[Dataset entries]
::::

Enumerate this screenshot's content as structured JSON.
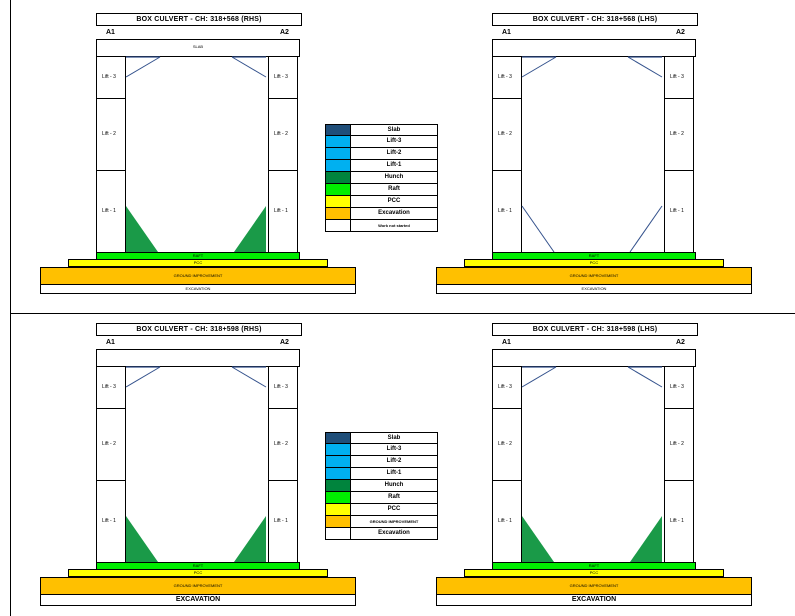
{
  "colors": {
    "slab": "#1f4e79",
    "lift3": "#00b0f0",
    "lift2": "#00b0f0",
    "lift1": "#00b0f0",
    "haunch": "#00843d",
    "raft": "#00ee00",
    "pcc": "#ffff00",
    "ground": "#ffc000",
    "excavation": "#ffc000",
    "haunch_fill": "#1a9a48"
  },
  "panels": [
    {
      "title": "BOX CULVERT - CH: 318+568 (RHS)",
      "end_left": "A1",
      "end_right": "A2",
      "slab_label": "SLAB",
      "lift_labels": [
        "Lift - 3",
        "Lift - 2",
        "Lift - 1"
      ],
      "raft_label": "RAFT",
      "pcc_label": "PCC",
      "ground_label": "GROUND IMPROVEMENT",
      "excavation_label": "EXCAVATION"
    },
    {
      "title": "BOX CULVERT - CH: 318+568 (LHS)",
      "end_left": "A1",
      "end_right": "A2",
      "slab_label": "",
      "lift_labels": [
        "Lift - 3",
        "Lift - 2",
        "Lift - 1"
      ],
      "raft_label": "RAFT",
      "pcc_label": "PCC",
      "ground_label": "GROUND IMPROVEMENT",
      "excavation_label": "EXCAVATION"
    },
    {
      "title": "BOX CULVERT - CH: 318+598 (RHS)",
      "end_left": "A1",
      "end_right": "A2",
      "slab_label": "",
      "lift_labels": [
        "Lift - 3",
        "Lift - 2",
        "Lift - 1"
      ],
      "raft_label": "RAFT",
      "pcc_label": "PCC",
      "ground_label": "GROUND IMPROVEMENT",
      "excavation_label": "EXCAVATION"
    },
    {
      "title": "BOX CULVERT - CH: 318+598 (LHS)",
      "end_left": "A1",
      "end_right": "A2",
      "slab_label": "",
      "lift_labels": [
        "Lift - 3",
        "Lift - 2",
        "Lift - 1"
      ],
      "raft_label": "RAFT",
      "pcc_label": "PCC",
      "ground_label": "GROUND IMPROVEMENT",
      "excavation_label": "EXCAVATION"
    }
  ],
  "legend_top": [
    {
      "label": "Slab",
      "color": "#1f4e79"
    },
    {
      "label": "Lift-3",
      "color": "#00b0f0"
    },
    {
      "label": "Lift-2",
      "color": "#00b0f0"
    },
    {
      "label": "Lift-1",
      "color": "#00b0f0"
    },
    {
      "label": "Hunch",
      "color": "#00843d"
    },
    {
      "label": "Raft",
      "color": "#00ee00"
    },
    {
      "label": "PCC",
      "color": "#ffff00"
    },
    {
      "label": "Excavation",
      "color": "#ffc000"
    },
    {
      "label": "Work not started",
      "color": "#ffffff"
    }
  ],
  "legend_bottom": [
    {
      "label": "Slab",
      "color": "#1f4e79"
    },
    {
      "label": "Lift-3",
      "color": "#00b0f0"
    },
    {
      "label": "Lift-2",
      "color": "#00b0f0"
    },
    {
      "label": "Lift-1",
      "color": "#00b0f0"
    },
    {
      "label": "Hunch",
      "color": "#00843d"
    },
    {
      "label": "Raft",
      "color": "#00ee00"
    },
    {
      "label": "PCC",
      "color": "#ffff00"
    },
    {
      "label": "GROUND IMPROVEMENT",
      "color": "#ffc000"
    },
    {
      "label": "Excavation",
      "color": "#ffffff"
    }
  ]
}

::::

● **Exercise**: Pick out and copy the lines of the entries that hold the string "CULVERT".

● **Solution below**:
      "title": "BOX CULVERT - CH: 318+568 (RHS)",
      "title": "BOX CULVERT - CH: 318+568 (LHS)",
      "title": "BOX CULVERT - CH: 318+598 (RHS)",
      "title": "BOX CULVERT - CH: 318+598 (LHS)",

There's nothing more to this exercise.